═══ EXTRACTED RECORDS

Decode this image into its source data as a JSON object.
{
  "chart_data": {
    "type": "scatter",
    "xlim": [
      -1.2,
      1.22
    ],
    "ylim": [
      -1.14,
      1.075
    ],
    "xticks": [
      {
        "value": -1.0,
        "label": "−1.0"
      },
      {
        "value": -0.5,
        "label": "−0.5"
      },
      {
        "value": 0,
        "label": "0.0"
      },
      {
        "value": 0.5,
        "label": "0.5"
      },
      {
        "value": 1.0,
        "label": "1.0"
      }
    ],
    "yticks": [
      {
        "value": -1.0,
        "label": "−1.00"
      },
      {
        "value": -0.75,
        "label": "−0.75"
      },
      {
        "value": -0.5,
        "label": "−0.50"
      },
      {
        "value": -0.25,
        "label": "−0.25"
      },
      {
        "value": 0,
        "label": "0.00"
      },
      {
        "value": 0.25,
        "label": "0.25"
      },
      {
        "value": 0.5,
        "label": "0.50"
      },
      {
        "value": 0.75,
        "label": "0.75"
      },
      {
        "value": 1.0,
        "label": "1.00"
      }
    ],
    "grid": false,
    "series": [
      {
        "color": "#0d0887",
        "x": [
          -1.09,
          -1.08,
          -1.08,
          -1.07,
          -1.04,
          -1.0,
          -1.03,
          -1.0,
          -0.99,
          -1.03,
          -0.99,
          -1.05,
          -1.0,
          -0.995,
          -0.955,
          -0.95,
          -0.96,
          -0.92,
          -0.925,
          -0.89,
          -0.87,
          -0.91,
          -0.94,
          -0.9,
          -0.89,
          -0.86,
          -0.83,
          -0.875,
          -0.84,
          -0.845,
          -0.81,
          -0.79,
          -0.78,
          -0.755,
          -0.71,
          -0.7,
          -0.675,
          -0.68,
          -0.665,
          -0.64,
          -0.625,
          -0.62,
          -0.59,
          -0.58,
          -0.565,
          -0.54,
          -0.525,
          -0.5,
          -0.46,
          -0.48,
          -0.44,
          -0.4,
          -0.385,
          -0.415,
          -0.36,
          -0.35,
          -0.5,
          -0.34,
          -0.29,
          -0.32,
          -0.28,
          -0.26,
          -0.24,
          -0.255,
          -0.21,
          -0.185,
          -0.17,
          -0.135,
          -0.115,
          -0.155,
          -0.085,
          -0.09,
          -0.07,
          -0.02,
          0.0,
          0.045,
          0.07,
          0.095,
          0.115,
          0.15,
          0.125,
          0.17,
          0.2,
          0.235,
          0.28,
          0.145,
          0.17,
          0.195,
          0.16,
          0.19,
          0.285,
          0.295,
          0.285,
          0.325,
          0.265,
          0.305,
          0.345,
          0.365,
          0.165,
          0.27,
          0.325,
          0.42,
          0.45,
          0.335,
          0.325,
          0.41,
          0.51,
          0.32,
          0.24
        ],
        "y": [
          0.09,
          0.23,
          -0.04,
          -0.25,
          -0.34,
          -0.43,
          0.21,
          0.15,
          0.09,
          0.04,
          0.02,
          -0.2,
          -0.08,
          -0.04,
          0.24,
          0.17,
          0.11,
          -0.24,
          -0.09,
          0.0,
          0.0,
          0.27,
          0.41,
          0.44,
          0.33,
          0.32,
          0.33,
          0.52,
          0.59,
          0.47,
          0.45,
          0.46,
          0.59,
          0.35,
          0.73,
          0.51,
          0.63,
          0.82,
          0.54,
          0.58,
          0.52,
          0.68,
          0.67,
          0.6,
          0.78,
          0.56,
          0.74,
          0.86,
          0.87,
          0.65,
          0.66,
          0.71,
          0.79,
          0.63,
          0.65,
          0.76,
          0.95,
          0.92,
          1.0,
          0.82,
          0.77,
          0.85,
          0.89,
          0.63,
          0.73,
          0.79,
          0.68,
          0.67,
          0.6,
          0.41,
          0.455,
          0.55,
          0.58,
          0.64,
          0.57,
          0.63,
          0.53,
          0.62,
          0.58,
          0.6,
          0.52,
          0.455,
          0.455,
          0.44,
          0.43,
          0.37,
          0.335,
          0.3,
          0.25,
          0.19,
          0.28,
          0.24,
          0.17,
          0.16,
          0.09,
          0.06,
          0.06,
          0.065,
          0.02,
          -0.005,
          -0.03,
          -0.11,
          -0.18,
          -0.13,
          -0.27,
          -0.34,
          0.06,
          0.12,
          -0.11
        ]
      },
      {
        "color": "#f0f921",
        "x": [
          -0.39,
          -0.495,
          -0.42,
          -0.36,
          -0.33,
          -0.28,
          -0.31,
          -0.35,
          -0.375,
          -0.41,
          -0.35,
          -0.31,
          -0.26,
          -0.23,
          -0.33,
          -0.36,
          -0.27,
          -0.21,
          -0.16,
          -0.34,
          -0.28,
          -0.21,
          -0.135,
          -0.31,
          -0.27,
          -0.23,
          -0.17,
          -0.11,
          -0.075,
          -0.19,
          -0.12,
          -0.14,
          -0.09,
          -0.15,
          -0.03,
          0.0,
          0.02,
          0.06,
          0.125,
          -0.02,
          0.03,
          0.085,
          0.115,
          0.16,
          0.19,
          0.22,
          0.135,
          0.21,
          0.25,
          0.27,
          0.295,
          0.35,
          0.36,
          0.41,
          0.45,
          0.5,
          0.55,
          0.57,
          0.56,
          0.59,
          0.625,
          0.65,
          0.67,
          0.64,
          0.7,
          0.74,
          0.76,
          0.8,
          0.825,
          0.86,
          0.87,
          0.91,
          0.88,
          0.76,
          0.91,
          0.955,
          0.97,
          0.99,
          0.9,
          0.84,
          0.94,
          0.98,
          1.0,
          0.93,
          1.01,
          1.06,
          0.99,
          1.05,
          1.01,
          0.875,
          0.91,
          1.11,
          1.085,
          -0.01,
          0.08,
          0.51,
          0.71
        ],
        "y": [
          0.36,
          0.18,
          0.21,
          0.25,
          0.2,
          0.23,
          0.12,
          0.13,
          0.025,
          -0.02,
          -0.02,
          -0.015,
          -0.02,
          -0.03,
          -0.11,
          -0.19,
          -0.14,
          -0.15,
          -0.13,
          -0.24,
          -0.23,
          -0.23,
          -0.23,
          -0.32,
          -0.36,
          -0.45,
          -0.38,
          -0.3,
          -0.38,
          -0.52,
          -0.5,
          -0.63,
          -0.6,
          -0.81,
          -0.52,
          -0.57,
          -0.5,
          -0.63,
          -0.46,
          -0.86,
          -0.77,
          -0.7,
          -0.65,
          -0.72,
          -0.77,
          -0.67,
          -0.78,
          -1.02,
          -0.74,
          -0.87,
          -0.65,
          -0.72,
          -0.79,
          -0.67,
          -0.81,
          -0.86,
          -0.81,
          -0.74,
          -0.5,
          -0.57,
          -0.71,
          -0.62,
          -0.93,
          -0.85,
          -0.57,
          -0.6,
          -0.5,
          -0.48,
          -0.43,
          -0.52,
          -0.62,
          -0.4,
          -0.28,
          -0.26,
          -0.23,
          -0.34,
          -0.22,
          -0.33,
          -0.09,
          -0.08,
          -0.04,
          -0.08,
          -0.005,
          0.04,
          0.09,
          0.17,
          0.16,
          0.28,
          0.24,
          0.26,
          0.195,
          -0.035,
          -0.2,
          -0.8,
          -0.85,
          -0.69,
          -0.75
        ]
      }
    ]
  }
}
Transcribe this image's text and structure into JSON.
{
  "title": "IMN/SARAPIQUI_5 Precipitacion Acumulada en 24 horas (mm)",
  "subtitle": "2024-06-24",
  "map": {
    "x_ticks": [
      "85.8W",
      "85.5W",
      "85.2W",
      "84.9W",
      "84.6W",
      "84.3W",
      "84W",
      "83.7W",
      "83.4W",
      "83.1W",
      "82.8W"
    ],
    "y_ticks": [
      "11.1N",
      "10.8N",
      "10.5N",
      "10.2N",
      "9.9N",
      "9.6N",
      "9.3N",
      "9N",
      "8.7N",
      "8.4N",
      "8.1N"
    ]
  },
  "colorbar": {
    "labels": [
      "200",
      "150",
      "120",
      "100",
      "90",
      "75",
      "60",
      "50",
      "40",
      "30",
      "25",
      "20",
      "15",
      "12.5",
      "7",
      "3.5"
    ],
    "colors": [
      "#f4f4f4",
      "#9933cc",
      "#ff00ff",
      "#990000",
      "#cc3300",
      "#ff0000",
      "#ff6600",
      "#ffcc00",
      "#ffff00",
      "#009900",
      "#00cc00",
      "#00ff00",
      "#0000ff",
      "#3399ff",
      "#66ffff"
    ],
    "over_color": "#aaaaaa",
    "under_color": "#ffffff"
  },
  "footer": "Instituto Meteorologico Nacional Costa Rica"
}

══════

**YOUR TASK:**
Reply with one number only: the count of lines in the entries that contain "this".

**SOLUTION BELOW:**
2